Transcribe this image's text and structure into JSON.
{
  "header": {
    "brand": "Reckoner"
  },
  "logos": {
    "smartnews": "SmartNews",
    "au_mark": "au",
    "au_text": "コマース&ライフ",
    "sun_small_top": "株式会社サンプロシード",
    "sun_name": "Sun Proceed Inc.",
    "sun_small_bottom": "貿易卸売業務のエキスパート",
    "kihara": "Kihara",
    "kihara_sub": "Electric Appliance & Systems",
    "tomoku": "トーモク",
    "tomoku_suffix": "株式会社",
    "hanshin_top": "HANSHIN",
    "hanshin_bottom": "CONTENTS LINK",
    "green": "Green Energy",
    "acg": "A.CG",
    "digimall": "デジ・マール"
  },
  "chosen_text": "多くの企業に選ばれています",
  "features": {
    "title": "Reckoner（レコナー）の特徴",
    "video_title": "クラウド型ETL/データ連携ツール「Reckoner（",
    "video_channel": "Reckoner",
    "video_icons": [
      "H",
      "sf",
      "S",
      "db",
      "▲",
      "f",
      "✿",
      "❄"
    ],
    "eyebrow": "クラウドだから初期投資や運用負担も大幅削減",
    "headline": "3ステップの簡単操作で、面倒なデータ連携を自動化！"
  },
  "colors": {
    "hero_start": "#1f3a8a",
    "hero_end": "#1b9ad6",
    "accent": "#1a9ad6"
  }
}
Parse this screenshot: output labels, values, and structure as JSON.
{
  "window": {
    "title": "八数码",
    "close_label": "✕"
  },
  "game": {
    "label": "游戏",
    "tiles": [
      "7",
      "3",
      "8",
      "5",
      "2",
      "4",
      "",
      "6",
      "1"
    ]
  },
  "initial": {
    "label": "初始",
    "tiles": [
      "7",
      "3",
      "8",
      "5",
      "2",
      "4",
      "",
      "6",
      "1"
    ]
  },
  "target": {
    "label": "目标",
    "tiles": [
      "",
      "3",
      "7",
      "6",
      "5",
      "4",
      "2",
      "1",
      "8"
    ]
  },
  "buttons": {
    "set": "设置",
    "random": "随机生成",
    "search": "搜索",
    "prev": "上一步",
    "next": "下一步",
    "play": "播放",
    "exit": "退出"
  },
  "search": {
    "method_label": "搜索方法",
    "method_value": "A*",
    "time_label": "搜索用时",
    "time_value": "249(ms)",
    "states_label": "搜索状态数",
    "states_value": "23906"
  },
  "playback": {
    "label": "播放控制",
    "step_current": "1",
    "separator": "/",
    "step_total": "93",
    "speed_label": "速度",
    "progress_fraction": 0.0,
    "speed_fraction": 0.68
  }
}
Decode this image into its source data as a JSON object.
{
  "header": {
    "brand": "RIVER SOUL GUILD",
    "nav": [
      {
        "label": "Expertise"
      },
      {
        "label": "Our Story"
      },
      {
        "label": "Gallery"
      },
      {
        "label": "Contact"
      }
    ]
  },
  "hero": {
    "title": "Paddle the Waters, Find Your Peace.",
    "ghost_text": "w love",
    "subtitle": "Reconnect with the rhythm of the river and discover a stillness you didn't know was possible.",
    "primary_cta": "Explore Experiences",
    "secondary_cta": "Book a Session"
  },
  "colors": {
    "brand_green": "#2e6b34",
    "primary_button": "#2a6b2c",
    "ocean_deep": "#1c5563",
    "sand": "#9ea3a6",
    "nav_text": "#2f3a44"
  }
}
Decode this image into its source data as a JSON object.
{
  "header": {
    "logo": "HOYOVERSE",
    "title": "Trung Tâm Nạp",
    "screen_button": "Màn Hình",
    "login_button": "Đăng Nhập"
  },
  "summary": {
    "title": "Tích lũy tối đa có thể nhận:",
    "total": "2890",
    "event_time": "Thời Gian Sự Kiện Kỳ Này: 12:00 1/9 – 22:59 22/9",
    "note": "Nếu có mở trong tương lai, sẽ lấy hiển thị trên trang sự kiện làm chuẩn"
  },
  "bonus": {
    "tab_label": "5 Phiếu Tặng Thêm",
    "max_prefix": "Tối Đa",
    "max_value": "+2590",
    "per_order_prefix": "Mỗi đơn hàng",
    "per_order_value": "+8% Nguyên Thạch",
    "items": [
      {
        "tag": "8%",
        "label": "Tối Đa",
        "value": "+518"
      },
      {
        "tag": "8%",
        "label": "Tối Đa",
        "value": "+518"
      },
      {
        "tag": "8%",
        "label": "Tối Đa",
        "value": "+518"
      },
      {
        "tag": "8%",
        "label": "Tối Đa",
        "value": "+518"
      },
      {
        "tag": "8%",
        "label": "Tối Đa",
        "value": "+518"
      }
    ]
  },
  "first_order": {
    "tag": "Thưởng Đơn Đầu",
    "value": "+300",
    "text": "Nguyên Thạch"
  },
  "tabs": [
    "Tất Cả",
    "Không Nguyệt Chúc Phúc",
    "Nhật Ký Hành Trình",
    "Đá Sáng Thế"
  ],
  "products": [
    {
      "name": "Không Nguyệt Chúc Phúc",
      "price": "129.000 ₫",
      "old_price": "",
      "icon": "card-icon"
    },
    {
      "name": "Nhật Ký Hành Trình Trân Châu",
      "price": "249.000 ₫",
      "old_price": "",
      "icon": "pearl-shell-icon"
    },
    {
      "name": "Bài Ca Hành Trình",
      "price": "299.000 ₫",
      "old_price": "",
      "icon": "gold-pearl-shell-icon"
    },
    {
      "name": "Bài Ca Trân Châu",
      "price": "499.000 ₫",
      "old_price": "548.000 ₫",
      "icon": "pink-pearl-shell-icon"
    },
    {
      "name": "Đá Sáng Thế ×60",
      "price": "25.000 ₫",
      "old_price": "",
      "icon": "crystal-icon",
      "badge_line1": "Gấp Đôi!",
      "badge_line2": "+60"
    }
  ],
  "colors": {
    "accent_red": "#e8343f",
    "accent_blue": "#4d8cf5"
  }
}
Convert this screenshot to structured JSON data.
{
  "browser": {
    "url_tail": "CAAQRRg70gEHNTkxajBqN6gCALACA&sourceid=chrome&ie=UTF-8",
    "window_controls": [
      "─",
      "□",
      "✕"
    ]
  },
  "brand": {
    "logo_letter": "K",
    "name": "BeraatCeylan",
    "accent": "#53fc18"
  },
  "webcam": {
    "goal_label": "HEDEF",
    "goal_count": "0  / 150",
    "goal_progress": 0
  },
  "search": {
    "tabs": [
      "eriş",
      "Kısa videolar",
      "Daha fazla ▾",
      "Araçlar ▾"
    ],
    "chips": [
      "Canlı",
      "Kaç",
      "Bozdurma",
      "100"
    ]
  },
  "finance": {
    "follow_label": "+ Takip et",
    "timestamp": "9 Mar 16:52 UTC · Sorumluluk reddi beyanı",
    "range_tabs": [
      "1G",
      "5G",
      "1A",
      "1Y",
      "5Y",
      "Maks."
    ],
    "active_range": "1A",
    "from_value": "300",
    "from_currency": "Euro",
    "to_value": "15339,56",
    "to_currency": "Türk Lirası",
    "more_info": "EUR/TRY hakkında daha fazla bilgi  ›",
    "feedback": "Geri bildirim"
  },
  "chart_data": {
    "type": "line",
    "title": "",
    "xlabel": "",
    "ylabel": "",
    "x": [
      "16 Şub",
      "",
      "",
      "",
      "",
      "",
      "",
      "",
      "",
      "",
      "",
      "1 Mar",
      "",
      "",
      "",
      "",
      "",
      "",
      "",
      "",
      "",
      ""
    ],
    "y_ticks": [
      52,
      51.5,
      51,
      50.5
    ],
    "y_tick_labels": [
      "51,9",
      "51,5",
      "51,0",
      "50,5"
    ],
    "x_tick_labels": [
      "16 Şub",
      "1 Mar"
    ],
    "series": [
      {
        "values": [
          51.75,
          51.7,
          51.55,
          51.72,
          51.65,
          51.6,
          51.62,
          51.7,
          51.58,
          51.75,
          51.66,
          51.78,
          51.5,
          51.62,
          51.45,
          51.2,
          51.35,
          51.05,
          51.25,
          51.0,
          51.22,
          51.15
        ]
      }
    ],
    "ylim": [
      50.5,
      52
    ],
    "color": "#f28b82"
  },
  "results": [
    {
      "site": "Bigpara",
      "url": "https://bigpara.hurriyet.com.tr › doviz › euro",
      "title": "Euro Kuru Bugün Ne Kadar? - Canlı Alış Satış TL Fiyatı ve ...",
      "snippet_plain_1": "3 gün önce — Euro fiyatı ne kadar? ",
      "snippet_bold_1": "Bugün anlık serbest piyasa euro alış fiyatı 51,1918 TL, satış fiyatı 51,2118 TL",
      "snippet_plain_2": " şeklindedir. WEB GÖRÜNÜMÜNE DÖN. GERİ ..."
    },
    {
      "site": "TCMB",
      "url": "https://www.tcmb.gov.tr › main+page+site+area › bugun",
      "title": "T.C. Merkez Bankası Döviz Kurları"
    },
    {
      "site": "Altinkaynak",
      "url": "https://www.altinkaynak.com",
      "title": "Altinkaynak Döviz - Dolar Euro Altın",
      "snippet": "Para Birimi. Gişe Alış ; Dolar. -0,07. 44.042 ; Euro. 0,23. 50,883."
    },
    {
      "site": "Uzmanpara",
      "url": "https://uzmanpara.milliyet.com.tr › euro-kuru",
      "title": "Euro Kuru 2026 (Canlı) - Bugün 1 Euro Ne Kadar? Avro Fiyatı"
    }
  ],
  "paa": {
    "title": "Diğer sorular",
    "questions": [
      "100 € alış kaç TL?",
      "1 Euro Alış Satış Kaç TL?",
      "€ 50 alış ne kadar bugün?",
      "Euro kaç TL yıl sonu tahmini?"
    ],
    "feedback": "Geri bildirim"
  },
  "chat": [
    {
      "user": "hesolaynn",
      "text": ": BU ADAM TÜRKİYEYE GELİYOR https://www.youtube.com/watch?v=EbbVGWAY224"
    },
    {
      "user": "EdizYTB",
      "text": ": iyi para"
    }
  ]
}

GIVEN REQUEST = Copy, from the material, each line that holds the string "Châu".

SOLUTION TO THIS EXERCISE =
      "name": "Nhật Ký Hành Trình Trân Châu",
      "name": "Bài Ca Trân Châu",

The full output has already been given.